> WORK TO DO: Exactly reproduce the entries, dropping any pictures from your copy.

> SUPPLIED MATERIAL:
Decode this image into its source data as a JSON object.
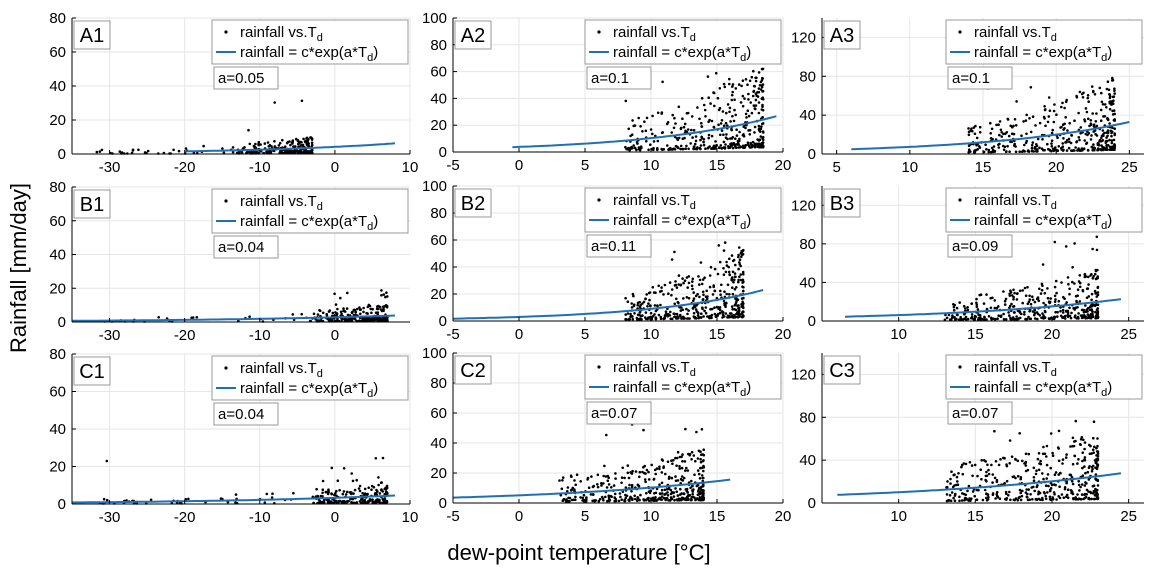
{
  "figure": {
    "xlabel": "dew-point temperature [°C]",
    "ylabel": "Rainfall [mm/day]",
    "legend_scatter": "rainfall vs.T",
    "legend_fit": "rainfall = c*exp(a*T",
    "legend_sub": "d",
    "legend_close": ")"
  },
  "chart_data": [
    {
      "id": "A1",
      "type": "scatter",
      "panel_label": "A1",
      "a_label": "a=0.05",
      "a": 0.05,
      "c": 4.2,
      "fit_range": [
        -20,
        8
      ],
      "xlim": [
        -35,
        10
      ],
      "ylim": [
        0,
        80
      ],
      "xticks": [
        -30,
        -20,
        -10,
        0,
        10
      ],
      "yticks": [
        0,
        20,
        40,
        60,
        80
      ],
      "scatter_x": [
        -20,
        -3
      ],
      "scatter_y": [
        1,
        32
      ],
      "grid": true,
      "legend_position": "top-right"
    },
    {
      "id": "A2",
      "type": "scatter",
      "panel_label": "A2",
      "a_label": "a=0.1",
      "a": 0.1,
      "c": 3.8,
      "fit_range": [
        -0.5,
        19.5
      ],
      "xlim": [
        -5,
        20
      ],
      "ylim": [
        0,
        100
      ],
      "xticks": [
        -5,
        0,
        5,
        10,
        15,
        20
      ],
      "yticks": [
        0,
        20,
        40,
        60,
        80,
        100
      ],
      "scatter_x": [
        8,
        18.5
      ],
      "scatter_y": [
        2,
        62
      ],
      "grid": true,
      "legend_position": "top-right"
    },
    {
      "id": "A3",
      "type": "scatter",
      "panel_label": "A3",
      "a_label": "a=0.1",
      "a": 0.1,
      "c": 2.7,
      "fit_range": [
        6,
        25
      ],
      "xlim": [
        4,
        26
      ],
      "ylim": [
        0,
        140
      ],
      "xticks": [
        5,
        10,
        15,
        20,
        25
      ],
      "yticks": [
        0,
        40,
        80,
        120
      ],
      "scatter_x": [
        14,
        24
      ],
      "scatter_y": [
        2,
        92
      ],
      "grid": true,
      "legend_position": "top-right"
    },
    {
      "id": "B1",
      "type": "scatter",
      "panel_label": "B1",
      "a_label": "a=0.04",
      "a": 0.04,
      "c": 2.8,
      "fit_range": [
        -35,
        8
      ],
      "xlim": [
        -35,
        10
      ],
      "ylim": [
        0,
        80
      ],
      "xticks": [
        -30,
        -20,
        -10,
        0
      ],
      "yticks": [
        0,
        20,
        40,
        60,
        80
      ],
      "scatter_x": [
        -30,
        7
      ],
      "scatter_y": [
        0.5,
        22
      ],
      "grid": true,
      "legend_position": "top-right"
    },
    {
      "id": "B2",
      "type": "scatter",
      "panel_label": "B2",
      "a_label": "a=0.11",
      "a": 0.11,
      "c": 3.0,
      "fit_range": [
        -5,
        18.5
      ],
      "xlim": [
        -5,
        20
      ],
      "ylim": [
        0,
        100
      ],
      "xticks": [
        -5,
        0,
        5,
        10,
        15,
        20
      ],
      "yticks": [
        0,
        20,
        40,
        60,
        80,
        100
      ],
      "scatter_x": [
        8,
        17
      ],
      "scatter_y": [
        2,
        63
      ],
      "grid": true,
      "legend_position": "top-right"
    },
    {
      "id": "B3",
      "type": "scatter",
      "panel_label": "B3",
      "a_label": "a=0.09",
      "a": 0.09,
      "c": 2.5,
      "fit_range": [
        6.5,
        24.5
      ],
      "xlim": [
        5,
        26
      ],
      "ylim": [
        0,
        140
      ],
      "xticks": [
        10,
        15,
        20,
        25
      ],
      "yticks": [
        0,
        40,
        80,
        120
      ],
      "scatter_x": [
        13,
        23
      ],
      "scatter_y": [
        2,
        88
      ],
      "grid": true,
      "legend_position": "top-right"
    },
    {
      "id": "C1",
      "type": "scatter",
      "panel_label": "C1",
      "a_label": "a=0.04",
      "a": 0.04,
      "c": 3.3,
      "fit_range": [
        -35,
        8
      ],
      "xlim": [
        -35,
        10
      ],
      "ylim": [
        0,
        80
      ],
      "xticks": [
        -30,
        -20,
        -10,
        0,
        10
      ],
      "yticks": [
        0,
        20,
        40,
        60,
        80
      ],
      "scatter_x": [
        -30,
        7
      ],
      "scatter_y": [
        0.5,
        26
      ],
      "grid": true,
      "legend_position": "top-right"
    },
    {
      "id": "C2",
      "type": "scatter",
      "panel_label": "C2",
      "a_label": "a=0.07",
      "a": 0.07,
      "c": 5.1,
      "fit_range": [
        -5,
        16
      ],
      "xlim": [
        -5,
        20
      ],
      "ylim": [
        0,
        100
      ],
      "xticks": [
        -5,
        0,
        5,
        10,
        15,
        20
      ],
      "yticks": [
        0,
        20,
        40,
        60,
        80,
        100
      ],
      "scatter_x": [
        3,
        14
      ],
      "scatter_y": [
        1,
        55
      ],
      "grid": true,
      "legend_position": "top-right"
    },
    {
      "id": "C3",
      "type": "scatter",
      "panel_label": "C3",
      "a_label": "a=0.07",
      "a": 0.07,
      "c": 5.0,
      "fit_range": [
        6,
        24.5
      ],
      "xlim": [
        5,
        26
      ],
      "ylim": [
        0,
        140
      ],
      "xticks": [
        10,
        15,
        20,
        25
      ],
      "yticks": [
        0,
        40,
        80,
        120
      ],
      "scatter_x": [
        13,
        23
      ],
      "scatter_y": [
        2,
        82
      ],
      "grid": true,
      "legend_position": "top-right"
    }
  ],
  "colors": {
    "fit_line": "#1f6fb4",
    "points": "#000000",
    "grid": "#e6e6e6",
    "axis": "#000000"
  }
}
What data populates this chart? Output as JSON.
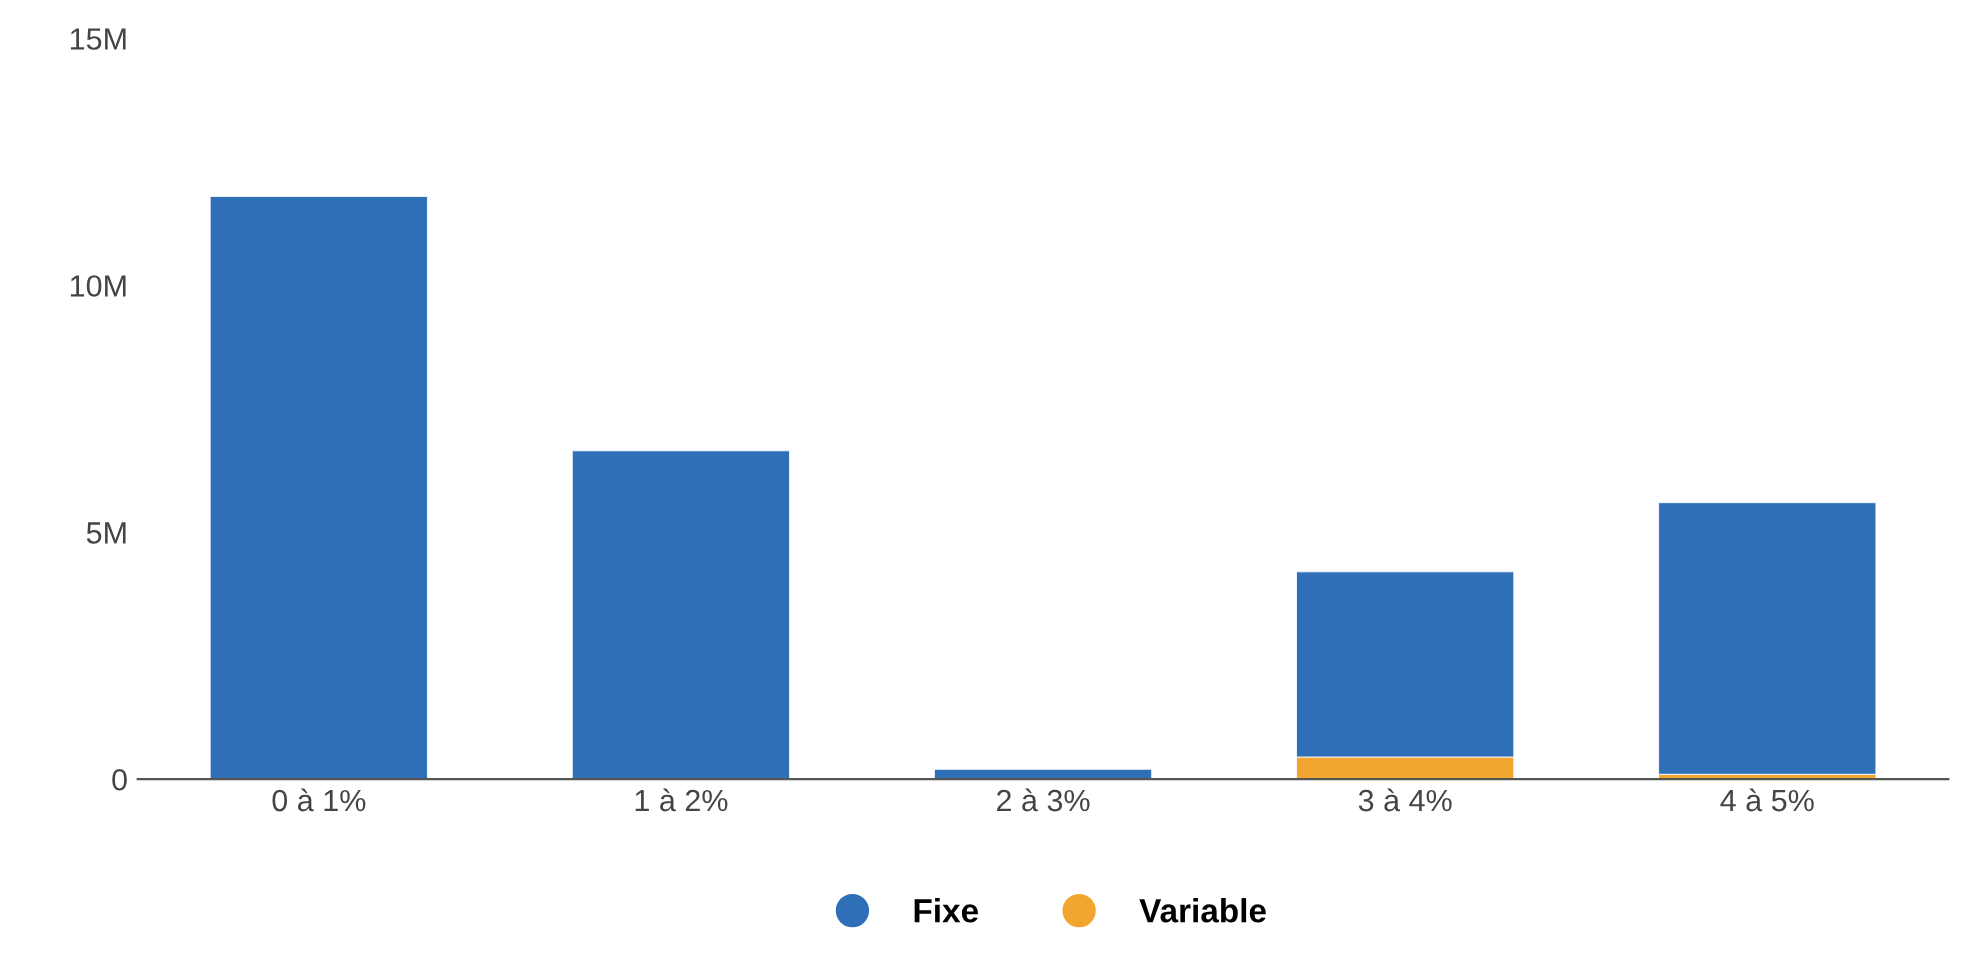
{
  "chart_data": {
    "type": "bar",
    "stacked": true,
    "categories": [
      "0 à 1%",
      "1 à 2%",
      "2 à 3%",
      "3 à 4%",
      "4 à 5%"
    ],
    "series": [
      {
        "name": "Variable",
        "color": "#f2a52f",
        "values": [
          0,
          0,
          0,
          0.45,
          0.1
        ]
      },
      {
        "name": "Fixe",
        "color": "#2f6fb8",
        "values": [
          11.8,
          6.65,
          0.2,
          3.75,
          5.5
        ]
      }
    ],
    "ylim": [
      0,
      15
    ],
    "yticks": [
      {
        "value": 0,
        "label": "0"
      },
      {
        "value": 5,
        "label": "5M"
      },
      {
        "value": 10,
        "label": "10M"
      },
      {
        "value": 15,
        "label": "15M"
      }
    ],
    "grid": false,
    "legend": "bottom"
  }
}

> OUTPUT OF THE EXERCISE:
Decode this image into its source data as a JSON object.
{
  "figure": {
    "xlabel": "dew-point temperature [°C]",
    "ylabel": "Rainfall [mm/day]",
    "legend_scatter": "rainfall vs.T",
    "legend_fit": "rainfall = c*exp(a*T",
    "legend_sub": "d",
    "legend_close": ")"
  },
  "chart_data": [
    {
      "id": "A1",
      "type": "scatter",
      "panel_label": "A1",
      "a_label": "a=0.05",
      "a": 0.05,
      "c": 4.2,
      "fit_range": [
        -20,
        8
      ],
      "xlim": [
        -35,
        10
      ],
      "ylim": [
        0,
        80
      ],
      "xticks": [
        -30,
        -20,
        -10,
        0,
        10
      ],
      "yticks": [
        0,
        20,
        40,
        60,
        80
      ],
      "scatter_x": [
        -20,
        -3
      ],
      "scatter_y": [
        1,
        32
      ],
      "grid": true,
      "legend_position": "top-right"
    },
    {
      "id": "A2",
      "type": "scatter",
      "panel_label": "A2",
      "a_label": "a=0.1",
      "a": 0.1,
      "c": 3.8,
      "fit_range": [
        -0.5,
        19.5
      ],
      "xlim": [
        -5,
        20
      ],
      "ylim": [
        0,
        100
      ],
      "xticks": [
        -5,
        0,
        5,
        10,
        15,
        20
      ],
      "yticks": [
        0,
        20,
        40,
        60,
        80,
        100
      ],
      "scatter_x": [
        8,
        18.5
      ],
      "scatter_y": [
        2,
        62
      ],
      "grid": true,
      "legend_position": "top-right"
    },
    {
      "id": "A3",
      "type": "scatter",
      "panel_label": "A3",
      "a_label": "a=0.1",
      "a": 0.1,
      "c": 2.7,
      "fit_range": [
        6,
        25
      ],
      "xlim": [
        4,
        26
      ],
      "ylim": [
        0,
        140
      ],
      "xticks": [
        5,
        10,
        15,
        20,
        25
      ],
      "yticks": [
        0,
        40,
        80,
        120
      ],
      "scatter_x": [
        14,
        24
      ],
      "scatter_y": [
        2,
        92
      ],
      "grid": true,
      "legend_position": "top-right"
    },
    {
      "id": "B1",
      "type": "scatter",
      "panel_label": "B1",
      "a_label": "a=0.04",
      "a": 0.04,
      "c": 2.8,
      "fit_range": [
        -35,
        8
      ],
      "xlim": [
        -35,
        10
      ],
      "ylim": [
        0,
        80
      ],
      "xticks": [
        -30,
        -20,
        -10,
        0
      ],
      "yticks": [
        0,
        20,
        40,
        60,
        80
      ],
      "scatter_x": [
        -30,
        7
      ],
      "scatter_y": [
        0.5,
        22
      ],
      "grid": true,
      "legend_position": "top-right"
    },
    {
      "id": "B2",
      "type": "scatter",
      "panel_label": "B2",
      "a_label": "a=0.11",
      "a": 0.11,
      "c": 3.0,
      "fit_range": [
        -5,
        18.5
      ],
      "xlim": [
        -5,
        20
      ],
      "ylim": [
        0,
        100
      ],
      "xticks": [
        -5,
        0,
        5,
        10,
        15,
        20
      ],
      "yticks": [
        0,
        20,
        40,
        60,
        80,
        100
      ],
      "scatter_x": [
        8,
        17
      ],
      "scatter_y": [
        2,
        63
      ],
      "grid": true,
      "legend_position": "top-right"
    },
    {
      "id": "B3",
      "type": "scatter",
      "panel_label": "B3",
      "a_label": "a=0.09",
      "a": 0.09,
      "c": 2.5,
      "fit_range": [
        6.5,
        24.5
      ],
      "xlim": [
        5,
        26
      ],
      "ylim": [
        0,
        140
      ],
      "xticks": [
        10,
        15,
        20,
        25
      ],
      "yticks": [
        0,
        40,
        80,
        120
      ],
      "scatter_x": [
        13,
        23
      ],
      "scatter_y": [
        2,
        88
      ],
      "grid": true,
      "legend_position": "top-right"
    },
    {
      "id": "C1",
      "type": "scatter",
      "panel_label": "C1",
      "a_label": "a=0.04",
      "a": 0.04,
      "c": 3.3,
      "fit_range": [
        -35,
        8
      ],
      "xlim": [
        -35,
        10
      ],
      "ylim": [
        0,
        80
      ],
      "xticks": [
        -30,
        -20,
        -10,
        0,
        10
      ],
      "yticks": [
        0,
        20,
        40,
        60,
        80
      ],
      "scatter_x": [
        -30,
        7
      ],
      "scatter_y": [
        0.5,
        26
      ],
      "grid": true,
      "legend_position": "top-right"
    },
    {
      "id": "C2",
      "type": "scatter",
      "panel_label": "C2",
      "a_label": "a=0.07",
      "a": 0.07,
      "c": 5.1,
      "fit_range": [
        -5,
        16
      ],
      "xlim": [
        -5,
        20
      ],
      "ylim": [
        0,
        100
      ],
      "xticks": [
        -5,
        0,
        5,
        10,
        15,
        20
      ],
      "yticks": [
        0,
        20,
        40,
        60,
        80,
        100
      ],
      "scatter_x": [
        3,
        14
      ],
      "scatter_y": [
        1,
        55
      ],
      "grid": true,
      "legend_position": "top-right"
    },
    {
      "id": "C3",
      "type": "scatter",
      "panel_label": "C3",
      "a_label": "a=0.07",
      "a": 0.07,
      "c": 5.0,
      "fit_range": [
        6,
        24.5
      ],
      "xlim": [
        5,
        26
      ],
      "ylim": [
        0,
        140
      ],
      "xticks": [
        10,
        15,
        20,
        25
      ],
      "yticks": [
        0,
        40,
        80,
        120
      ],
      "scatter_x": [
        13,
        23
      ],
      "scatter_y": [
        2,
        82
      ],
      "grid": true,
      "legend_position": "top-right"
    }
  ],
  "colors": {
    "fit_line": "#1f6fb4",
    "points": "#000000",
    "grid": "#e6e6e6",
    "axis": "#000000"
  }
}
What data populates this chart? Output as JSON.
{
  "chart_data": {
    "type": "bar",
    "stacked": true,
    "categories": [
      "0 à 1%",
      "1 à 2%",
      "2 à 3%",
      "3 à 4%",
      "4 à 5%"
    ],
    "series": [
      {
        "name": "Variable",
        "color": "#f2a52f",
        "values": [
          0,
          0,
          0,
          0.45,
          0.1
        ]
      },
      {
        "name": "Fixe",
        "color": "#2f6fb8",
        "values": [
          11.8,
          6.65,
          0.2,
          3.75,
          5.5
        ]
      }
    ],
    "ylim": [
      0,
      15
    ],
    "yticks": [
      {
        "value": 0,
        "label": "0"
      },
      {
        "value": 5,
        "label": "5M"
      },
      {
        "value": 10,
        "label": "10M"
      },
      {
        "value": 15,
        "label": "15M"
      }
    ],
    "grid": false,
    "legend": "bottom"
  }
}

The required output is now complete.